Dataset records on visual material:

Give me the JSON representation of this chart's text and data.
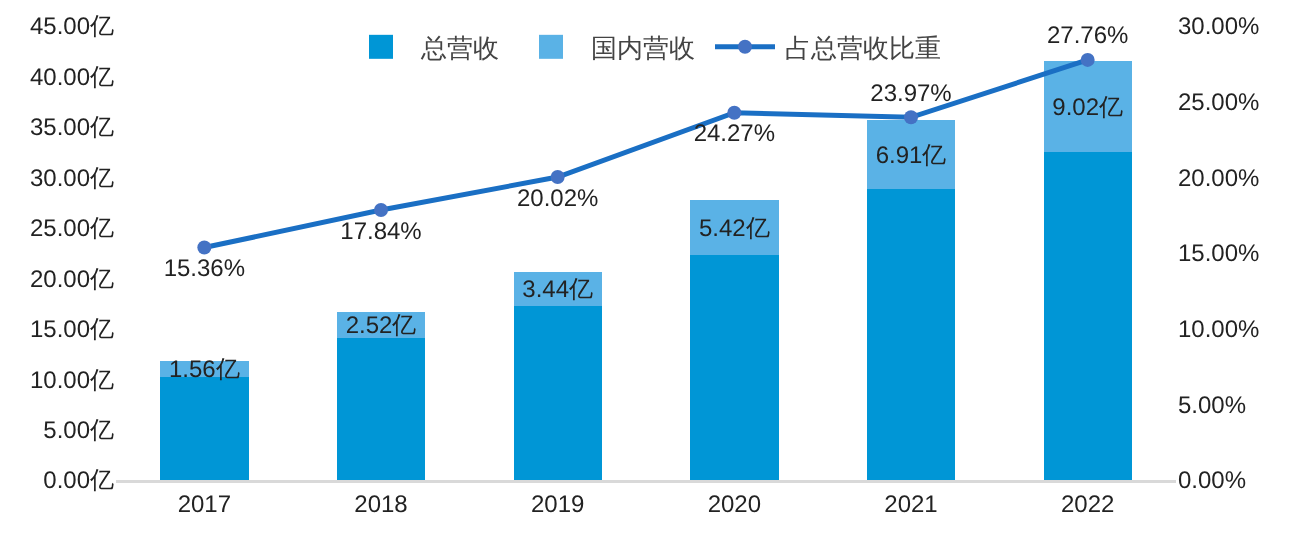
{
  "chart_data": {
    "type": "bar",
    "stacked": true,
    "categories": [
      "2017",
      "2018",
      "2019",
      "2020",
      "2021",
      "2022"
    ],
    "series": [
      {
        "name": "总营收",
        "color": "#0096d6",
        "values": [
          10.2,
          14.1,
          17.2,
          22.3,
          28.8,
          32.5
        ]
      },
      {
        "name": "国内营收",
        "color": "#5ab2e6",
        "values": [
          1.56,
          2.52,
          3.44,
          5.42,
          6.91,
          9.02
        ],
        "value_labels": [
          "1.56亿",
          "2.52亿",
          "3.44亿",
          "5.42亿",
          "6.91亿",
          "9.02亿"
        ]
      },
      {
        "name": "占总营收比重",
        "type": "line",
        "axis": "y2",
        "color": "#1a6fc4",
        "marker": "circle",
        "values": [
          15.36,
          17.84,
          20.02,
          24.27,
          23.97,
          27.76
        ],
        "value_labels": [
          "15.36%",
          "17.84%",
          "20.02%",
          "24.27%",
          "23.97%",
          "27.76%"
        ]
      }
    ],
    "ylim": [
      0,
      45
    ],
    "yticks": [
      {
        "value": 0,
        "label": "0.00亿"
      },
      {
        "value": 5,
        "label": "5.00亿"
      },
      {
        "value": 10,
        "label": "10.00亿"
      },
      {
        "value": 15,
        "label": "15.00亿"
      },
      {
        "value": 20,
        "label": "20.00亿"
      },
      {
        "value": 25,
        "label": "25.00亿"
      },
      {
        "value": 30,
        "label": "30.00亿"
      },
      {
        "value": 35,
        "label": "35.00亿"
      },
      {
        "value": 40,
        "label": "40.00亿"
      },
      {
        "value": 45,
        "label": "45.00亿"
      }
    ],
    "y2lim": [
      0,
      30
    ],
    "y2ticks": [
      {
        "value": 0,
        "label": "0.00%"
      },
      {
        "value": 5,
        "label": "5.00%"
      },
      {
        "value": 10,
        "label": "10.00%"
      },
      {
        "value": 15,
        "label": "15.00%"
      },
      {
        "value": 20,
        "label": "20.00%"
      },
      {
        "value": 25,
        "label": "25.00%"
      },
      {
        "value": 30,
        "label": "30.00%"
      }
    ],
    "grid": false,
    "legend": "top"
  }
}
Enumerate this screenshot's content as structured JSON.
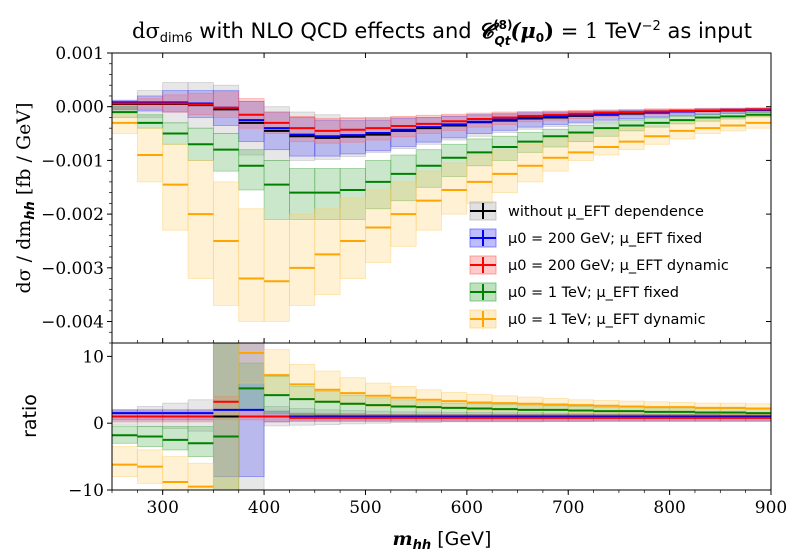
{
  "chart_data": {
    "type": "step-band",
    "title": "dσ_dim6 with NLO QCD effects and C_Qt^(8)(μ0) = 1 TeV^-2 as input",
    "xlabel": "m_hh [GeV]",
    "top_panel": {
      "ylabel": "dσ / dm_hh   [fb / GeV]",
      "ylim": [
        -0.0044,
        0.001
      ],
      "yticks": [
        0.001,
        0.0,
        -0.001,
        -0.002,
        -0.003,
        -0.004
      ],
      "ytick_labels": [
        "0.001",
        "0.000",
        "−0.001",
        "−0.002",
        "−0.003",
        "−0.004"
      ]
    },
    "ratio_panel": {
      "ylabel": "ratio",
      "ylim": [
        -10,
        12
      ],
      "yticks": [
        10,
        0,
        -10
      ],
      "ytick_labels": [
        "10",
        "0",
        "−10"
      ]
    },
    "xlim": [
      250,
      900
    ],
    "xticks": [
      300,
      400,
      500,
      600,
      700,
      800,
      900
    ],
    "xtick_labels": [
      "300",
      "400",
      "500",
      "600",
      "700",
      "800",
      "900"
    ],
    "bin_edges": [
      250,
      275,
      300,
      325,
      350,
      375,
      400,
      425,
      450,
      475,
      500,
      525,
      550,
      575,
      600,
      625,
      650,
      675,
      700,
      725,
      750,
      775,
      800,
      825,
      850,
      875,
      900
    ],
    "series": [
      {
        "name": "without μ_EFT dependence",
        "color": "#000000",
        "band_color": "#aaaaaa",
        "values": [
          5e-05,
          5e-05,
          5e-05,
          3e-05,
          -5e-05,
          -0.0003,
          -0.00045,
          -0.00055,
          -0.00058,
          -0.00056,
          -0.00052,
          -0.00045,
          -0.0004,
          -0.00035,
          -0.00029,
          -0.00026,
          -0.00022,
          -0.0002,
          -0.00017,
          -0.00015,
          -0.00013,
          -0.00011,
          -9e-05,
          -8e-05,
          -7e-05,
          -6e-05
        ],
        "lower": [
          -0.0001,
          -0.0002,
          -0.0003,
          -0.0004,
          -0.0005,
          -0.0009,
          -0.001,
          -0.001,
          -0.00098,
          -0.00093,
          -0.00085,
          -0.00078,
          -0.0007,
          -0.00062,
          -0.00055,
          -0.00048,
          -0.00042,
          -0.00037,
          -0.00032,
          -0.00028,
          -0.00024,
          -0.0002,
          -0.00017,
          -0.00015,
          -0.00013,
          -0.00011
        ],
        "upper": [
          0.0001,
          0.0003,
          0.00045,
          0.00045,
          0.0004,
          0.0001,
          0.0,
          -0.0001,
          -0.00015,
          -0.0002,
          -0.00022,
          -0.0002,
          -0.0002,
          -0.00017,
          -0.00015,
          -0.00014,
          -0.00012,
          -0.0001,
          -9e-05,
          -8e-05,
          -7e-05,
          -6e-05,
          -5e-05,
          -4e-05,
          -3e-05,
          -3e-05
        ],
        "ratio": [
          1,
          1,
          1,
          1,
          1,
          1,
          1,
          1,
          1,
          1,
          1,
          1,
          1,
          1,
          1,
          1,
          1,
          1,
          1,
          1,
          1,
          1,
          1,
          1,
          1,
          1
        ],
        "ratio_lower": [
          -0.3,
          -0.5,
          -0.8,
          -1.2,
          -10,
          -10,
          -0.4,
          -0.3,
          -0.2,
          -0.1,
          0,
          0.1,
          0.1,
          0.2,
          0.2,
          0.2,
          0.2,
          0.25,
          0.25,
          0.3,
          0.3,
          0.3,
          0.3,
          0.3,
          0.3,
          0.3
        ],
        "ratio_upper": [
          2.0,
          2.5,
          3.0,
          3.5,
          12,
          12,
          2.5,
          2.2,
          2.0,
          1.9,
          1.8,
          1.7,
          1.65,
          1.6,
          1.6,
          1.55,
          1.55,
          1.5,
          1.5,
          1.5,
          1.5,
          1.5,
          1.5,
          1.5,
          1.5,
          1.5
        ]
      },
      {
        "name": "μ0 = 200 GeV; μ_EFT fixed",
        "color": "#0000ff",
        "band_color": "#4444ff",
        "values": [
          8e-05,
          8e-05,
          8e-05,
          6e-05,
          -2e-05,
          -0.00025,
          -0.0004,
          -0.00052,
          -0.00055,
          -0.00053,
          -0.00049,
          -0.00043,
          -0.00038,
          -0.00033,
          -0.00028,
          -0.00024,
          -0.0002,
          -0.00018,
          -0.00016,
          -0.00014,
          -0.00012,
          -0.0001,
          -9e-05,
          -8e-05,
          -7e-05,
          -6e-05
        ],
        "lower": [
          -5e-05,
          -8e-05,
          -0.0001,
          -0.0002,
          -0.00035,
          -0.00065,
          -0.0008,
          -0.00092,
          -0.00092,
          -0.00088,
          -0.00082,
          -0.00074,
          -0.00066,
          -0.00058,
          -0.0005,
          -0.00044,
          -0.00038,
          -0.00033,
          -0.00029,
          -0.00025,
          -0.00022,
          -0.00019,
          -0.00016,
          -0.00014,
          -0.00012,
          -0.0001
        ],
        "upper": [
          0.00012,
          0.0002,
          0.0003,
          0.0003,
          0.0003,
          0.0001,
          -0.0001,
          -0.0002,
          -0.00025,
          -0.00026,
          -0.00025,
          -0.00022,
          -0.0002,
          -0.00018,
          -0.00015,
          -0.00013,
          -0.00011,
          -0.0001,
          -9e-05,
          -8e-05,
          -7e-05,
          -6e-05,
          -5e-05,
          -4e-05,
          -3e-05,
          -3e-05
        ],
        "ratio": [
          1.5,
          1.5,
          1.5,
          1.5,
          2.0,
          2.0,
          1.0,
          0.9,
          0.9,
          0.9,
          0.9,
          0.9,
          0.9,
          0.9,
          0.9,
          0.9,
          0.9,
          0.9,
          0.9,
          0.9,
          0.9,
          0.9,
          0.9,
          0.9,
          0.9,
          0.9
        ],
        "ratio_lower": [
          0.5,
          0.5,
          0.5,
          0.5,
          -8,
          -8,
          0.2,
          0.3,
          0.3,
          0.3,
          0.3,
          0.3,
          0.3,
          0.3,
          0.3,
          0.3,
          0.3,
          0.3,
          0.3,
          0.3,
          0.3,
          0.3,
          0.3,
          0.3,
          0.3,
          0.3
        ],
        "ratio_upper": [
          2.0,
          2.0,
          2.0,
          2.0,
          12,
          12,
          1.8,
          1.5,
          1.4,
          1.4,
          1.3,
          1.3,
          1.3,
          1.3,
          1.3,
          1.3,
          1.3,
          1.3,
          1.3,
          1.3,
          1.3,
          1.3,
          1.3,
          1.3,
          1.3,
          1.3
        ]
      },
      {
        "name": "μ0 = 200 GeV; μ_EFT dynamic",
        "color": "#ff0000",
        "band_color": "#ff6666",
        "values": [
          6e-05,
          6e-05,
          6e-05,
          4e-05,
          -2e-05,
          -0.00015,
          -0.0003,
          -0.0004,
          -0.00045,
          -0.00043,
          -0.0004,
          -0.00036,
          -0.00032,
          -0.00027,
          -0.00023,
          -0.0002,
          -0.00017,
          -0.00015,
          -0.00013,
          -0.00011,
          -0.0001,
          -9e-05,
          -8e-05,
          -7e-05,
          -6e-05,
          -5e-05
        ],
        "lower": [
          -3e-05,
          -5e-05,
          -0.0001,
          -0.00015,
          -0.0002,
          -0.0004,
          -0.0005,
          -0.00065,
          -0.00068,
          -0.00066,
          -0.00062,
          -0.00056,
          -0.0005,
          -0.00044,
          -0.00038,
          -0.00033,
          -0.00028,
          -0.00025,
          -0.00022,
          -0.00019,
          -0.00016,
          -0.00014,
          -0.00012,
          -0.0001,
          -9e-05,
          -8e-05
        ],
        "upper": [
          0.0001,
          0.00015,
          0.00022,
          0.00025,
          0.00028,
          0.00015,
          -0.0001,
          -0.00018,
          -0.00022,
          -0.00022,
          -0.0002,
          -0.00018,
          -0.00016,
          -0.00014,
          -0.00012,
          -0.0001,
          -9e-05,
          -8e-05,
          -7e-05,
          -6e-05,
          -5e-05,
          -4e-05,
          -4e-05,
          -3e-05,
          -3e-05,
          -2e-05
        ],
        "ratio": [
          1.0,
          1.0,
          1.0,
          1.0,
          3.2,
          1.0,
          1.0,
          0.8,
          0.8,
          0.8,
          0.8,
          0.8,
          0.8,
          0.8,
          0.8,
          0.8,
          0.8,
          0.8,
          0.8,
          0.8,
          0.8,
          0.8,
          0.8,
          0.8,
          0.8,
          0.8
        ],
        "ratio_lower": [
          0.2,
          0.2,
          0.2,
          0.2,
          0.5,
          0.5,
          0.2,
          0.3,
          0.3,
          0.3,
          0.3,
          0.3,
          0.3,
          0.3,
          0.3,
          0.3,
          0.3,
          0.3,
          0.3,
          0.3,
          0.3,
          0.3,
          0.3,
          0.3,
          0.3,
          0.3
        ],
        "ratio_upper": [
          1.8,
          1.8,
          1.8,
          1.8,
          4.0,
          2.0,
          1.5,
          1.3,
          1.3,
          1.3,
          1.3,
          1.3,
          1.3,
          1.3,
          1.3,
          1.3,
          1.3,
          1.3,
          1.3,
          1.3,
          1.3,
          1.3,
          1.3,
          1.3,
          1.3,
          1.3
        ]
      },
      {
        "name": "μ0 = 1 TeV; μ_EFT fixed",
        "color": "#008000",
        "band_color": "#44aa44",
        "values": [
          -0.0001,
          -0.0003,
          -0.0005,
          -0.0007,
          -0.0008,
          -0.0011,
          -0.00145,
          -0.0016,
          -0.0016,
          -0.00155,
          -0.0014,
          -0.00125,
          -0.0011,
          -0.00095,
          -0.00085,
          -0.00075,
          -0.00065,
          -0.00055,
          -0.00048,
          -0.0004,
          -0.00035,
          -0.0003,
          -0.00025,
          -0.0002,
          -0.00018,
          -0.00015
        ],
        "lower": [
          -0.0002,
          -0.0004,
          -0.0007,
          -0.001,
          -0.0012,
          -0.00155,
          -0.0021,
          -0.0021,
          -0.0021,
          -0.0021,
          -0.0019,
          -0.00175,
          -0.0015,
          -0.0013,
          -0.0011,
          -0.001,
          -0.00085,
          -0.00075,
          -0.00065,
          -0.00055,
          -0.00045,
          -0.00038,
          -0.00032,
          -0.00027,
          -0.00023,
          -0.00019
        ],
        "upper": [
          0.0,
          -0.00015,
          -0.0003,
          -0.0004,
          -0.0005,
          -0.0008,
          -0.001,
          -0.00115,
          -0.00115,
          -0.00115,
          -0.001,
          -0.0009,
          -0.0008,
          -0.0007,
          -0.0006,
          -0.00055,
          -0.00048,
          -0.00042,
          -0.00035,
          -0.0003,
          -0.00025,
          -0.00021,
          -0.00018,
          -0.00015,
          -0.00012,
          -0.0001
        ],
        "ratio": [
          -1.8,
          -2.0,
          -2.5,
          -3.0,
          -2.0,
          5.2,
          4.2,
          3.6,
          3.2,
          2.9,
          2.7,
          2.5,
          2.4,
          2.3,
          2.2,
          2.1,
          2.0,
          2.0,
          1.9,
          1.8,
          1.8,
          1.7,
          1.7,
          1.6,
          1.6,
          1.5
        ],
        "ratio_lower": [
          -3,
          -3.5,
          -4,
          -5,
          -10,
          2.0,
          1.5,
          1.3,
          1.2,
          1.1,
          1.1,
          1.0,
          1.0,
          1.0,
          0.9,
          0.9,
          0.9,
          0.9,
          0.9,
          0.8,
          0.8,
          0.8,
          0.8,
          0.8,
          0.8,
          0.8
        ],
        "ratio_upper": [
          -0.5,
          -0.5,
          -0.5,
          -0.5,
          12,
          9,
          7,
          5.5,
          4.8,
          4.2,
          3.8,
          3.5,
          3.2,
          3.0,
          2.9,
          2.8,
          2.7,
          2.6,
          2.5,
          2.4,
          2.4,
          2.3,
          2.3,
          2.2,
          2.2,
          2.1
        ]
      },
      {
        "name": "μ0 = 1 TeV; μ_EFT dynamic",
        "color": "#ffa500",
        "band_color": "#ffcc66",
        "values": [
          -0.0003,
          -0.0009,
          -0.00145,
          -0.002,
          -0.0025,
          -0.0032,
          -0.00325,
          -0.003,
          -0.00275,
          -0.0025,
          -0.00225,
          -0.002,
          -0.00175,
          -0.00155,
          -0.0014,
          -0.00125,
          -0.0011,
          -0.00095,
          -0.00085,
          -0.00075,
          -0.00065,
          -0.00055,
          -0.00045,
          -0.0004,
          -0.00035,
          -0.0003
        ],
        "lower": [
          -0.0005,
          -0.0014,
          -0.0023,
          -0.0032,
          -0.0037,
          -0.004,
          -0.004,
          -0.0037,
          -0.0035,
          -0.0032,
          -0.0029,
          -0.0026,
          -0.0023,
          -0.002,
          -0.0018,
          -0.0016,
          -0.0014,
          -0.0012,
          -0.001,
          -0.0009,
          -0.0008,
          -0.0007,
          -0.0006,
          -0.0005,
          -0.00045,
          -0.0004
        ],
        "upper": [
          -0.0001,
          -0.0004,
          -0.0007,
          -0.001,
          -0.0014,
          -0.0019,
          -0.0021,
          -0.002,
          -0.0019,
          -0.0017,
          -0.00155,
          -0.0014,
          -0.0012,
          -0.00105,
          -0.0009,
          -0.0008,
          -0.0007,
          -0.0006,
          -0.0005,
          -0.00045,
          -0.0004,
          -0.00035,
          -0.0003,
          -0.00025,
          -0.0002,
          -0.00018
        ],
        "ratio": [
          -6.2,
          -6.5,
          -8.8,
          -9.5,
          12,
          10.5,
          7.2,
          5.8,
          5.0,
          4.5,
          4.1,
          3.8,
          3.5,
          3.3,
          3.1,
          3.0,
          2.9,
          2.8,
          2.7,
          2.6,
          2.5,
          2.4,
          2.4,
          2.3,
          2.3,
          2.2
        ],
        "ratio_lower": [
          -8,
          -9,
          -10,
          -10,
          -10,
          6,
          4.5,
          3.5,
          3.0,
          2.7,
          2.5,
          2.3,
          2.2,
          2.0,
          1.9,
          1.8,
          1.7,
          1.7,
          1.6,
          1.5,
          1.5,
          1.4,
          1.4,
          1.4,
          1.3,
          1.3
        ],
        "ratio_upper": [
          -3.5,
          -4,
          -5,
          -6,
          12,
          12,
          11,
          8.8,
          7.8,
          6.8,
          6.0,
          5.5,
          5.0,
          4.6,
          4.3,
          4.1,
          3.9,
          3.7,
          3.5,
          3.4,
          3.3,
          3.2,
          3.1,
          3.0,
          3.0,
          2.9
        ]
      }
    ],
    "legend": {
      "position": "lower-right",
      "entries": [
        "without μ_EFT dependence",
        "μ0 = 200 GeV; μ_EFT fixed",
        "μ0 = 200 GeV; μ_EFT dynamic",
        "μ0 = 1 TeV; μ_EFT fixed",
        "μ0 = 1 TeV; μ_EFT dynamic"
      ]
    }
  }
}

Task objective: List each line of the entries that holds the string "dependence".

Reply to the exercise:
        "name": "without μ_EFT dependence",
        "without μ_EFT dependence",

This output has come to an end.